┌──

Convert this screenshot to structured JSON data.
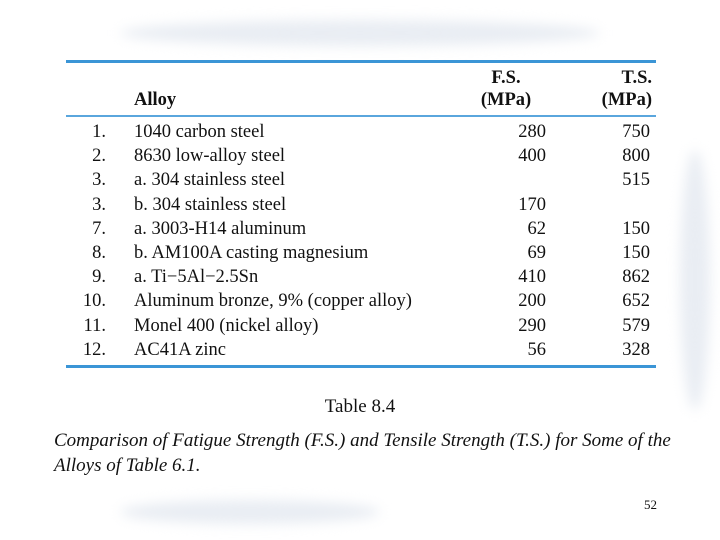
{
  "table": {
    "headers": {
      "number": "",
      "alloy": "Alloy",
      "fs": [
        "F.S.",
        "(MPa)"
      ],
      "ts": [
        "T.S.",
        "(MPa)"
      ]
    },
    "rows": [
      {
        "number": "1.",
        "alloy": "1040 carbon steel",
        "fs": "280",
        "ts": "750"
      },
      {
        "number": "2.",
        "alloy": "8630 low-alloy steel",
        "fs": "400",
        "ts": "800"
      },
      {
        "number": "3.",
        "alloy": "a. 304 stainless steel",
        "fs": "",
        "ts": "515"
      },
      {
        "number": "3.",
        "alloy": "b. 304 stainless steel",
        "fs": "170",
        "ts": ""
      },
      {
        "number": "7.",
        "alloy": "a. 3003-H14 aluminum",
        "fs": "62",
        "ts": "150"
      },
      {
        "number": "8.",
        "alloy": "b. AM100A casting magnesium",
        "fs": "69",
        "ts": "150"
      },
      {
        "number": "9.",
        "alloy": "a. Ti−5Al−2.5Sn",
        "fs": "410",
        "ts": "862"
      },
      {
        "number": "10.",
        "alloy": "Aluminum bronze, 9% (copper alloy)",
        "fs": "200",
        "ts": "652"
      },
      {
        "number": "11.",
        "alloy": "Monel 400 (nickel alloy)",
        "fs": "290",
        "ts": "579"
      },
      {
        "number": "12.",
        "alloy": "AC41A zinc",
        "fs": "56",
        "ts": "328"
      }
    ]
  },
  "table_label": "Table 8.4",
  "caption": "Comparison of Fatigue Strength (F.S.) and Tensile Strength (T.S.) for Some of the Alloys of Table 6.1.",
  "page_number": "52"
}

└──

• _CHALLENGE_:
Check each line of the entries above, and show every one holding the word "steel".

• _FULL SOLUTION_:
        "alloy": "1040 carbon steel",
        "alloy": "8630 low-alloy steel",
        "alloy": "a. 304 stainless steel",
        "alloy": "b. 304 stainless steel",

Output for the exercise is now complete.